# Description of the task
Using the entries that follow, state how many lines contain the word "радостно". The response is that number and nothing more.

═══ Raw records ═══

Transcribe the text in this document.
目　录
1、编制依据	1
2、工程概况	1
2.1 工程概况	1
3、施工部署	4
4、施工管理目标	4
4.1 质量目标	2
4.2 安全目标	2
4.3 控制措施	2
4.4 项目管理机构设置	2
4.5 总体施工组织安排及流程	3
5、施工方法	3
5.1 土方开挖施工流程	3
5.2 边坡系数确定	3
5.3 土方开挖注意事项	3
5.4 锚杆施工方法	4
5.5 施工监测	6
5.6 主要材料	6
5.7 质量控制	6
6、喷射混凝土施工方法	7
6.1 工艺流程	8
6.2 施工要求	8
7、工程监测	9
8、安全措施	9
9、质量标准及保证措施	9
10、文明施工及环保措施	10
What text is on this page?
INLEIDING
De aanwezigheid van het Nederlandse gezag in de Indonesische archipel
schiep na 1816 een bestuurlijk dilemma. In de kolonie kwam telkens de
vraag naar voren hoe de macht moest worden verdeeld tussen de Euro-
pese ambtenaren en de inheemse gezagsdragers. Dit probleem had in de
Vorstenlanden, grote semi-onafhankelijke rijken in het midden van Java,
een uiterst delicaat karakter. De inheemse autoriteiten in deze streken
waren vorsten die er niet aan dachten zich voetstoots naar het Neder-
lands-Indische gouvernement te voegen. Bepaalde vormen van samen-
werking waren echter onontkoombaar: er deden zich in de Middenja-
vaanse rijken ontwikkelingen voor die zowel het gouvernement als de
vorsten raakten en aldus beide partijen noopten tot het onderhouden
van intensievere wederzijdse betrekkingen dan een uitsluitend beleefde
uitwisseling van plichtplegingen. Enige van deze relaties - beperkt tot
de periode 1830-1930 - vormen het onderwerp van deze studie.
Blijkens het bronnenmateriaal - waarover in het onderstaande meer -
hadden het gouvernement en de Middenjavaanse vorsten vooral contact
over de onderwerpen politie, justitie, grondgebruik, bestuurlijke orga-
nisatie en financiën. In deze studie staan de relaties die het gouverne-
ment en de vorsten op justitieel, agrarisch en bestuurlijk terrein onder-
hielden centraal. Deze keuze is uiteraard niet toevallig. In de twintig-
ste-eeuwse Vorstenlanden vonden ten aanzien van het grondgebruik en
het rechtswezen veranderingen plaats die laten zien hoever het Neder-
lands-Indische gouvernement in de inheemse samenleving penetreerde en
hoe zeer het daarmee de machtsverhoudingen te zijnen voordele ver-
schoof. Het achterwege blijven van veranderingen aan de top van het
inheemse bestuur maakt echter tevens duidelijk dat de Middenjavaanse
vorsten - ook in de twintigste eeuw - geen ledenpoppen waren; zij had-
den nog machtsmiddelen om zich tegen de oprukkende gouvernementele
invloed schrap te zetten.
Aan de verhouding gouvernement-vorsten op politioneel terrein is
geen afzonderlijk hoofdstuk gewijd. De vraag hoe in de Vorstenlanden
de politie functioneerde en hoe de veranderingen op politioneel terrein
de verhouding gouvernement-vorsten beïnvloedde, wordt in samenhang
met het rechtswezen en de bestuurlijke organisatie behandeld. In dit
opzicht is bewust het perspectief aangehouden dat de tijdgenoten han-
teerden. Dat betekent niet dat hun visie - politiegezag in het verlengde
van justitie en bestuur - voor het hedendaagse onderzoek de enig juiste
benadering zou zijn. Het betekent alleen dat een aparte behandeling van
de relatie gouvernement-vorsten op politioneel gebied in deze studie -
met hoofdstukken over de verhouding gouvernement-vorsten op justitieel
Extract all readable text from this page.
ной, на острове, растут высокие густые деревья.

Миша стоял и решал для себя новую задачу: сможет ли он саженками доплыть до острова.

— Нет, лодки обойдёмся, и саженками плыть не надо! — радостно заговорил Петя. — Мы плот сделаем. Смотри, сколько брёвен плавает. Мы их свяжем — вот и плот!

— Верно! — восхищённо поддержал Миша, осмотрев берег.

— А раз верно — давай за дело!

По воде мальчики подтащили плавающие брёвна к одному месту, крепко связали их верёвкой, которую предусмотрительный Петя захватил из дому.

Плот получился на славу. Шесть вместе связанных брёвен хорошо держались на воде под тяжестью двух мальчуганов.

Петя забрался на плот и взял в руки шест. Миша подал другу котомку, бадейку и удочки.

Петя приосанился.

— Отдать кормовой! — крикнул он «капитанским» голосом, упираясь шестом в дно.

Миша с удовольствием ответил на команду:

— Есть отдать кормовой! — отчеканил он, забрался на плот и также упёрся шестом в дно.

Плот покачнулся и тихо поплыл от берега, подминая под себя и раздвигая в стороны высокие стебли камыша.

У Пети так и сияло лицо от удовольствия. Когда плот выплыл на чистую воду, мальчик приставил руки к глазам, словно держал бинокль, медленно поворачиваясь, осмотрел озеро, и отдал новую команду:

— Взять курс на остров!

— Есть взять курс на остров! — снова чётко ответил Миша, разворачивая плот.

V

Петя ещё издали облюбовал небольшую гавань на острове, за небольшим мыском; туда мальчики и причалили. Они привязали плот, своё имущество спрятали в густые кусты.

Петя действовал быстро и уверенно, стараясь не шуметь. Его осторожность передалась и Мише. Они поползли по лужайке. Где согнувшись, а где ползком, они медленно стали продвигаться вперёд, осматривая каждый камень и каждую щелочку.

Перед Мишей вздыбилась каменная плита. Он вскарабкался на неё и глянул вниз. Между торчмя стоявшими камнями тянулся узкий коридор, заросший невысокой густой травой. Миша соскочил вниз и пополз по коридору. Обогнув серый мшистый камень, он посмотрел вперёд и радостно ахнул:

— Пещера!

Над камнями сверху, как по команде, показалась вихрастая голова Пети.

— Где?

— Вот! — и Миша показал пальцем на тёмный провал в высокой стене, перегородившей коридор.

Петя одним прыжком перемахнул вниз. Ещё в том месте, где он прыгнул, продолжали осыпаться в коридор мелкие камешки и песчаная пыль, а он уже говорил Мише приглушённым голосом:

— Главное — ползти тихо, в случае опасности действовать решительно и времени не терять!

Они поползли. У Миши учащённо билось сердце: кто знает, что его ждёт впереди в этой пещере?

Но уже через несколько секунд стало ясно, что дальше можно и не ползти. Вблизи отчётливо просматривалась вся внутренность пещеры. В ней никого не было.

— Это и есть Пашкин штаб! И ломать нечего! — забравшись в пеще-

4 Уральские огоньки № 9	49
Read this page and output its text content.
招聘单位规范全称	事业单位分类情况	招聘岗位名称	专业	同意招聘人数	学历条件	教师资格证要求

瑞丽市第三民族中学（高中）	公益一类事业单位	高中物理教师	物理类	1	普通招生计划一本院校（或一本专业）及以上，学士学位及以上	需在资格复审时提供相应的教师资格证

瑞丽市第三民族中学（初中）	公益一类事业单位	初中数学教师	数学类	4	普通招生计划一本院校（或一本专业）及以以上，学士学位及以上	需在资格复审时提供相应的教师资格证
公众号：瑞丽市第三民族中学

═══

# Output for this exercise
2